Task objective: Find the lines with the string "JSON" and return them.

Extracted data:

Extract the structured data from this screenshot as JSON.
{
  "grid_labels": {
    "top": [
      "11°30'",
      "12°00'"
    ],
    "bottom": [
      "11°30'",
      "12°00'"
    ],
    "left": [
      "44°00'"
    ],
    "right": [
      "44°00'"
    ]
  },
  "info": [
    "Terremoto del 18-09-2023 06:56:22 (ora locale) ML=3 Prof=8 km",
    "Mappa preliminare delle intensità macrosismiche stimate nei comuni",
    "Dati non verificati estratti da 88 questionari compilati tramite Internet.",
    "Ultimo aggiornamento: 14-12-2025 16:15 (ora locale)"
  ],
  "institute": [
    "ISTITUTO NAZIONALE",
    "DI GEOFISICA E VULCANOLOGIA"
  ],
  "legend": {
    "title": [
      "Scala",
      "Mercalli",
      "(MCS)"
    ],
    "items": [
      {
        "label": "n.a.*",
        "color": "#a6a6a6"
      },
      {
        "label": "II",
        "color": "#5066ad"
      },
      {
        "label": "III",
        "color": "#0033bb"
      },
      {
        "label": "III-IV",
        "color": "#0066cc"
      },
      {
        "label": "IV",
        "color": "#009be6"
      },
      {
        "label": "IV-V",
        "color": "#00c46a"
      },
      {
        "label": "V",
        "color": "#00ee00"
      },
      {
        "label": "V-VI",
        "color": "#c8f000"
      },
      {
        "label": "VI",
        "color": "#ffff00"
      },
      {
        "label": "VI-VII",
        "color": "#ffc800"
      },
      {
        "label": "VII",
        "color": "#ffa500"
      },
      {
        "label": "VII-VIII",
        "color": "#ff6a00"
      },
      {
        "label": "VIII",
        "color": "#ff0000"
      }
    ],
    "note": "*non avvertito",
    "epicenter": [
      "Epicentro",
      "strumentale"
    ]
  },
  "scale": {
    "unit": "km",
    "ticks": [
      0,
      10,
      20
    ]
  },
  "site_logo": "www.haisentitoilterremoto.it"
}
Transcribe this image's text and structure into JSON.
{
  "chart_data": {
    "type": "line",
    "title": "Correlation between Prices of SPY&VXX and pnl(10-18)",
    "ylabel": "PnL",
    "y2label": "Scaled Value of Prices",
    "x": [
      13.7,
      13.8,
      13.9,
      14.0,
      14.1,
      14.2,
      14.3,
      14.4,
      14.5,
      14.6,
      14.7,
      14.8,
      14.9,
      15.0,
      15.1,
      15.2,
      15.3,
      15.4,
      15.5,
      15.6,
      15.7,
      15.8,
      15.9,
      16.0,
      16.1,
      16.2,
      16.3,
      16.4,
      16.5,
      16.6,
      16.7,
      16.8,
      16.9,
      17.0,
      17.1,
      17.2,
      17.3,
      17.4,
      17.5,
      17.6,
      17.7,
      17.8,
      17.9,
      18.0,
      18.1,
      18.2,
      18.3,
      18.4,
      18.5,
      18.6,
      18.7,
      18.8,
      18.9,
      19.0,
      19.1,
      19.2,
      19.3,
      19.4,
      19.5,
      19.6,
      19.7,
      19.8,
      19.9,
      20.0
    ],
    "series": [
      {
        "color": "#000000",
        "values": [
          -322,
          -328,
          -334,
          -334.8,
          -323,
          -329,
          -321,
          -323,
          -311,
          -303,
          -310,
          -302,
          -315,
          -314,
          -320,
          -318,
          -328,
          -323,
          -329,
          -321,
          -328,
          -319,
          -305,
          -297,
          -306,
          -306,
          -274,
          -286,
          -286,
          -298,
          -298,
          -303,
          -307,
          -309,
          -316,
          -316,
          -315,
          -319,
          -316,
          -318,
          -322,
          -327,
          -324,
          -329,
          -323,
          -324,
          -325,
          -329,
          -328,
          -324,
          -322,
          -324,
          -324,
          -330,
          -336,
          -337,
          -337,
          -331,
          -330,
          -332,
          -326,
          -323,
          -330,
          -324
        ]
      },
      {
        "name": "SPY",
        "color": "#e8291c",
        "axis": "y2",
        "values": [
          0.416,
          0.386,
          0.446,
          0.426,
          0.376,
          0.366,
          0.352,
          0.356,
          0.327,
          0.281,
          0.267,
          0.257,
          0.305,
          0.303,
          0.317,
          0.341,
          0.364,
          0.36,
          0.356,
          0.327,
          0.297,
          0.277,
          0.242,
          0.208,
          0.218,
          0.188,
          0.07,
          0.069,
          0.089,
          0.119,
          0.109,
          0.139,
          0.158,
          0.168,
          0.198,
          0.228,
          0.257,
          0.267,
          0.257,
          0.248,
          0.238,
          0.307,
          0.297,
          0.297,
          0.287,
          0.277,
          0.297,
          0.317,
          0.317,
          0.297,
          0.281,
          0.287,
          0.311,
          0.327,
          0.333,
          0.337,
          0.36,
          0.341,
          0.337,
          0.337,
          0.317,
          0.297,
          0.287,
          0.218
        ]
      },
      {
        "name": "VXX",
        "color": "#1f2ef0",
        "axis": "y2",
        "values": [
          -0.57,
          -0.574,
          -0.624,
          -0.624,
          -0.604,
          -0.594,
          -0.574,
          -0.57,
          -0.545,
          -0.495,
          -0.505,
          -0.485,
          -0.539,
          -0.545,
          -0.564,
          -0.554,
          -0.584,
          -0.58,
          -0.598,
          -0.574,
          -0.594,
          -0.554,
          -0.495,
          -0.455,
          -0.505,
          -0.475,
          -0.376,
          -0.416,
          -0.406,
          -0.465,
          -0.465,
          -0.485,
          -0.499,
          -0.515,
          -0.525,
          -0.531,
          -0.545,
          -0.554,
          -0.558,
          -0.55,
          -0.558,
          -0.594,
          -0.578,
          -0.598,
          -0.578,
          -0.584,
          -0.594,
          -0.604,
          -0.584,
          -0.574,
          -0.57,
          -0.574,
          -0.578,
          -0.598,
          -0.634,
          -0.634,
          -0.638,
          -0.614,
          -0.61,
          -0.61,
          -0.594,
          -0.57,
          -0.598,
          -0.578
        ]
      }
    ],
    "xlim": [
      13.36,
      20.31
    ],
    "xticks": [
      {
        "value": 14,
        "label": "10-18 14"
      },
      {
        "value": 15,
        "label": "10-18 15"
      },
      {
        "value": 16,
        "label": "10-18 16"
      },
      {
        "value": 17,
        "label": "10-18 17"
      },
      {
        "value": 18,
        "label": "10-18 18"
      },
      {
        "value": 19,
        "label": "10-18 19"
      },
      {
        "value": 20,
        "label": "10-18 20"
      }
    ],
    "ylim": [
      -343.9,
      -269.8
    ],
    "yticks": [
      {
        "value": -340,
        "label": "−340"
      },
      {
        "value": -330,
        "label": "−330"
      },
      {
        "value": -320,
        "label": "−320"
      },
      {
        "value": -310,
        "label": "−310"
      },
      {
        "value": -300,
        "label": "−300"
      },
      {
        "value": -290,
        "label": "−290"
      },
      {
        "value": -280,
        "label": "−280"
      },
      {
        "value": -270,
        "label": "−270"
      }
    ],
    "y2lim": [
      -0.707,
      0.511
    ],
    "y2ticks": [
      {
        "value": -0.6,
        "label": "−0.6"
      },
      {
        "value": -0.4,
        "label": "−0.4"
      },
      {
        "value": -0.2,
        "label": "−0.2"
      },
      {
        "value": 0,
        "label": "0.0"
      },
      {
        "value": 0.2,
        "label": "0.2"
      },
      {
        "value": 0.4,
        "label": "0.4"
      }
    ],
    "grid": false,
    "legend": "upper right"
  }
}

Answer to the problem:
Extract the structured data from this screenshot as JSON.
Transcribe this image's text and structure into JSON.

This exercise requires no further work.